● **LISTED RECORDS**:

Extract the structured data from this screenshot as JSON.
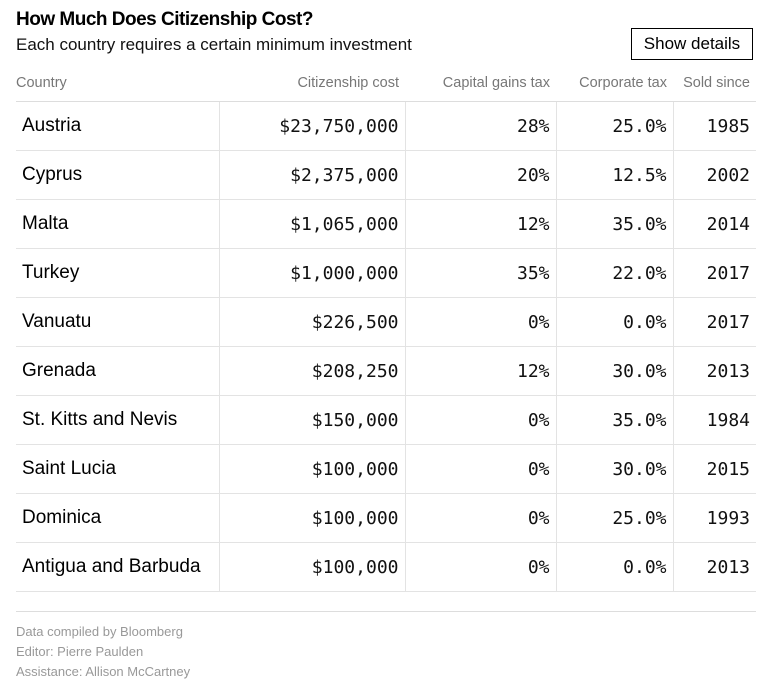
{
  "header": {
    "title": "How Much Does Citizenship Cost?",
    "subtitle": "Each country requires a certain minimum investment",
    "details_button": "Show details"
  },
  "chart_data": {
    "type": "table",
    "title": "How Much Does Citizenship Cost?",
    "subtitle": "Each country requires a certain minimum investment",
    "columns": [
      "Country",
      "Citizenship cost",
      "Capital gains tax",
      "Corporate tax",
      "Sold since"
    ],
    "rows": [
      [
        "Austria",
        "$23,750,000",
        "28%",
        "25.0%",
        "1985"
      ],
      [
        "Cyprus",
        "$2,375,000",
        "20%",
        "12.5%",
        "2002"
      ],
      [
        "Malta",
        "$1,065,000",
        "12%",
        "35.0%",
        "2014"
      ],
      [
        "Turkey",
        "$1,000,000",
        "35%",
        "22.0%",
        "2017"
      ],
      [
        "Vanuatu",
        "$226,500",
        "0%",
        "0.0%",
        "2017"
      ],
      [
        "Grenada",
        "$208,250",
        "12%",
        "30.0%",
        "2013"
      ],
      [
        "St. Kitts and Nevis",
        "$150,000",
        "0%",
        "35.0%",
        "1984"
      ],
      [
        "Saint Lucia",
        "$100,000",
        "0%",
        "30.0%",
        "2015"
      ],
      [
        "Dominica",
        "$100,000",
        "0%",
        "25.0%",
        "1993"
      ],
      [
        "Antigua and Barbuda",
        "$100,000",
        "0%",
        "0.0%",
        "2013"
      ]
    ]
  },
  "footer": {
    "lines": [
      "Data compiled by Bloomberg",
      "Editor: Pierre Paulden",
      "Assistance: Allison McCartney"
    ]
  }
}
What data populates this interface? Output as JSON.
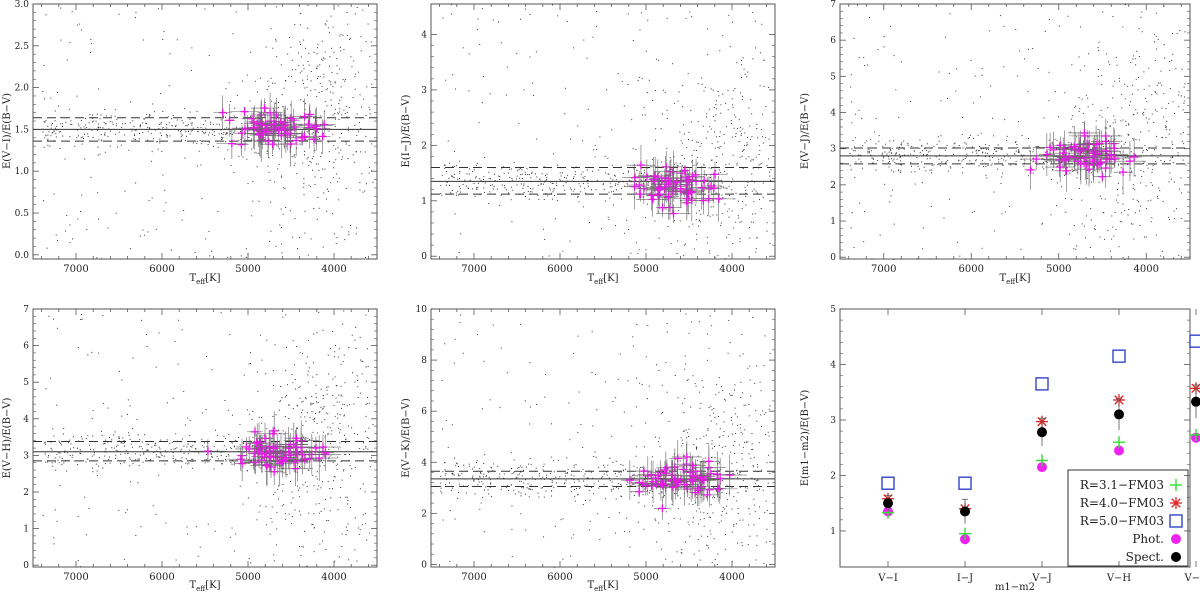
{
  "figure": {
    "xlabel_main": "T",
    "xlabel_sub": "eff",
    "xlabel_unit": "[K]"
  },
  "panels": [
    {
      "ylabel": "E(V−I)/E(B−V)",
      "xticks": [
        "7000",
        "6000",
        "5000",
        "4000"
      ],
      "yticks": [
        "0.0",
        "0.5",
        "1.0",
        "1.5",
        "2.0",
        "2.5",
        "3.0"
      ],
      "xlim": [
        7500,
        3500
      ],
      "ylim": [
        -0.05,
        3.0
      ],
      "mean": 1.5,
      "band": [
        1.36,
        1.64
      ],
      "cluster_center": 1.5
    },
    {
      "ylabel": "E(I−J)/E(B−V)",
      "xticks": [
        "7000",
        "6000",
        "5000",
        "4000"
      ],
      "yticks": [
        "0",
        "1",
        "2",
        "3",
        "4"
      ],
      "xlim": [
        7500,
        3500
      ],
      "ylim": [
        -0.05,
        4.55
      ],
      "mean": 1.35,
      "band": [
        1.12,
        1.6
      ],
      "cluster_center": 1.22
    },
    {
      "ylabel": "E(V−J)/E(B−V)",
      "xticks": [
        "7000",
        "6000",
        "5000",
        "4000"
      ],
      "yticks": [
        "0",
        "1",
        "2",
        "3",
        "4",
        "5",
        "6",
        "7"
      ],
      "xlim": [
        7500,
        3500
      ],
      "ylim": [
        -0.05,
        7.0
      ],
      "mean": 2.8,
      "band": [
        2.58,
        3.02
      ],
      "cluster_center": 2.8
    },
    {
      "ylabel": "E(V−H)/E(B−V)",
      "xticks": [
        "7000",
        "6000",
        "5000",
        "4000"
      ],
      "yticks": [
        "0",
        "1",
        "2",
        "3",
        "4",
        "5",
        "6",
        "7"
      ],
      "xlim": [
        7500,
        3500
      ],
      "ylim": [
        -0.05,
        7.0
      ],
      "mean": 3.1,
      "band": [
        2.85,
        3.38
      ],
      "cluster_center": 3.1
    },
    {
      "ylabel": "E(V−K)/E(B−V)",
      "xticks": [
        "7000",
        "6000",
        "5000",
        "4000"
      ],
      "yticks": [
        "0",
        "2",
        "4",
        "6",
        "8",
        "10"
      ],
      "xlim": [
        7500,
        3500
      ],
      "ylim": [
        -0.1,
        10.0
      ],
      "mean": 3.35,
      "band": [
        3.05,
        3.65
      ],
      "cluster_center": 3.3
    }
  ],
  "chart_data": {
    "type": "scatter",
    "xlabel": "m1−m2",
    "ylabel": "E(m1−m2)/E(B−V)",
    "categories": [
      "V−I",
      "I−J",
      "V−J",
      "V−H",
      "V−K"
    ],
    "yticks": [
      "1",
      "2",
      "3",
      "4",
      "5"
    ],
    "ylim": [
      0.35,
      5.0
    ],
    "series": [
      {
        "name": "R=3.1−FM03",
        "marker": "plus",
        "color": "#33dd33",
        "values": [
          1.33,
          0.95,
          2.27,
          2.6,
          2.73
        ]
      },
      {
        "name": "R=4.0−FM03",
        "marker": "star",
        "color": "#dd2222",
        "values": [
          1.58,
          1.4,
          2.97,
          3.36,
          3.57
        ]
      },
      {
        "name": "R=5.0−FM03",
        "marker": "square",
        "color": "#3344cc",
        "values": [
          1.86,
          1.86,
          3.65,
          4.15,
          4.42
        ]
      },
      {
        "name": "Phot.",
        "marker": "dot",
        "color": "#ee22ee",
        "values": [
          1.35,
          0.85,
          2.15,
          2.45,
          2.68
        ]
      },
      {
        "name": "Spect.",
        "marker": "dot",
        "color": "#000000",
        "values": [
          1.5,
          1.35,
          2.78,
          3.1,
          3.33
        ],
        "errors": [
          0.14,
          0.22,
          0.25,
          0.28,
          0.3
        ]
      }
    ]
  }
}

● **DO THIS**: Write out again every line above exactly as given; the pictures do not belong in the copy.

● **FULL OUTPUT**:
Extract the structured data from this screenshot as JSON.
{
  "header": {
    "title": "How Much Does Citizenship Cost?",
    "subtitle": "Each country requires a certain minimum investment",
    "details_button": "Show details"
  },
  "chart_data": {
    "type": "table",
    "title": "How Much Does Citizenship Cost?",
    "subtitle": "Each country requires a certain minimum investment",
    "columns": [
      "Country",
      "Citizenship cost",
      "Capital gains tax",
      "Corporate tax",
      "Sold since"
    ],
    "rows": [
      [
        "Austria",
        "$23,750,000",
        "28%",
        "25.0%",
        "1985"
      ],
      [
        "Cyprus",
        "$2,375,000",
        "20%",
        "12.5%",
        "2002"
      ],
      [
        "Malta",
        "$1,065,000",
        "12%",
        "35.0%",
        "2014"
      ],
      [
        "Turkey",
        "$1,000,000",
        "35%",
        "22.0%",
        "2017"
      ],
      [
        "Vanuatu",
        "$226,500",
        "0%",
        "0.0%",
        "2017"
      ],
      [
        "Grenada",
        "$208,250",
        "12%",
        "30.0%",
        "2013"
      ],
      [
        "St. Kitts and Nevis",
        "$150,000",
        "0%",
        "35.0%",
        "1984"
      ],
      [
        "Saint Lucia",
        "$100,000",
        "0%",
        "30.0%",
        "2015"
      ],
      [
        "Dominica",
        "$100,000",
        "0%",
        "25.0%",
        "1993"
      ],
      [
        "Antigua and Barbuda",
        "$100,000",
        "0%",
        "0.0%",
        "2013"
      ]
    ]
  },
  "footer": {
    "lines": [
      "Data compiled by Bloomberg",
      "Editor: Pierre Paulden",
      "Assistance: Allison McCartney"
    ]
  }
}
What data populates this interface? Output as JSON.
{
  "figure": {
    "xlabel_main": "T",
    "xlabel_sub": "eff",
    "xlabel_unit": "[K]"
  },
  "panels": [
    {
      "ylabel": "E(V−I)/E(B−V)",
      "xticks": [
        "7000",
        "6000",
        "5000",
        "4000"
      ],
      "yticks": [
        "0.0",
        "0.5",
        "1.0",
        "1.5",
        "2.0",
        "2.5",
        "3.0"
      ],
      "xlim": [
        7500,
        3500
      ],
      "ylim": [
        -0.05,
        3.0
      ],
      "mean": 1.5,
      "band": [
        1.36,
        1.64
      ],
      "cluster_center": 1.5
    },
    {
      "ylabel": "E(I−J)/E(B−V)",
      "xticks": [
        "7000",
        "6000",
        "5000",
        "4000"
      ],
      "yticks": [
        "0",
        "1",
        "2",
        "3",
        "4"
      ],
      "xlim": [
        7500,
        3500
      ],
      "ylim": [
        -0.05,
        4.55
      ],
      "mean": 1.35,
      "band": [
        1.12,
        1.6
      ],
      "cluster_center": 1.22
    },
    {
      "ylabel": "E(V−J)/E(B−V)",
      "xticks": [
        "7000",
        "6000",
        "5000",
        "4000"
      ],
      "yticks": [
        "0",
        "1",
        "2",
        "3",
        "4",
        "5",
        "6",
        "7"
      ],
      "xlim": [
        7500,
        3500
      ],
      "ylim": [
        -0.05,
        7.0
      ],
      "mean": 2.8,
      "band": [
        2.58,
        3.02
      ],
      "cluster_center": 2.8
    },
    {
      "ylabel": "E(V−H)/E(B−V)",
      "xticks": [
        "7000",
        "6000",
        "5000",
        "4000"
      ],
      "yticks": [
        "0",
        "1",
        "2",
        "3",
        "4",
        "5",
        "6",
        "7"
      ],
      "xlim": [
        7500,
        3500
      ],
      "ylim": [
        -0.05,
        7.0
      ],
      "mean": 3.1,
      "band": [
        2.85,
        3.38
      ],
      "cluster_center": 3.1
    },
    {
      "ylabel": "E(V−K)/E(B−V)",
      "xticks": [
        "7000",
        "6000",
        "5000",
        "4000"
      ],
      "yticks": [
        "0",
        "2",
        "4",
        "6",
        "8",
        "10"
      ],
      "xlim": [
        7500,
        3500
      ],
      "ylim": [
        -0.1,
        10.0
      ],
      "mean": 3.35,
      "band": [
        3.05,
        3.65
      ],
      "cluster_center": 3.3
    }
  ],
  "chart_data": {
    "type": "scatter",
    "xlabel": "m1−m2",
    "ylabel": "E(m1−m2)/E(B−V)",
    "categories": [
      "V−I",
      "I−J",
      "V−J",
      "V−H",
      "V−K"
    ],
    "yticks": [
      "1",
      "2",
      "3",
      "4",
      "5"
    ],
    "ylim": [
      0.35,
      5.0
    ],
    "series": [
      {
        "name": "R=3.1−FM03",
        "marker": "plus",
        "color": "#33dd33",
        "values": [
          1.33,
          0.95,
          2.27,
          2.6,
          2.73
        ]
      },
      {
        "name": "R=4.0−FM03",
        "marker": "star",
        "color": "#dd2222",
        "values": [
          1.58,
          1.4,
          2.97,
          3.36,
          3.57
        ]
      },
      {
        "name": "R=5.0−FM03",
        "marker": "square",
        "color": "#3344cc",
        "values": [
          1.86,
          1.86,
          3.65,
          4.15,
          4.42
        ]
      },
      {
        "name": "Phot.",
        "marker": "dot",
        "color": "#ee22ee",
        "values": [
          1.35,
          0.85,
          2.15,
          2.45,
          2.68
        ]
      },
      {
        "name": "Spect.",
        "marker": "dot",
        "color": "#000000",
        "values": [
          1.5,
          1.35,
          2.78,
          3.1,
          3.33
        ],
        "errors": [
          0.14,
          0.22,
          0.25,
          0.28,
          0.3
        ]
      }
    ]
  }
}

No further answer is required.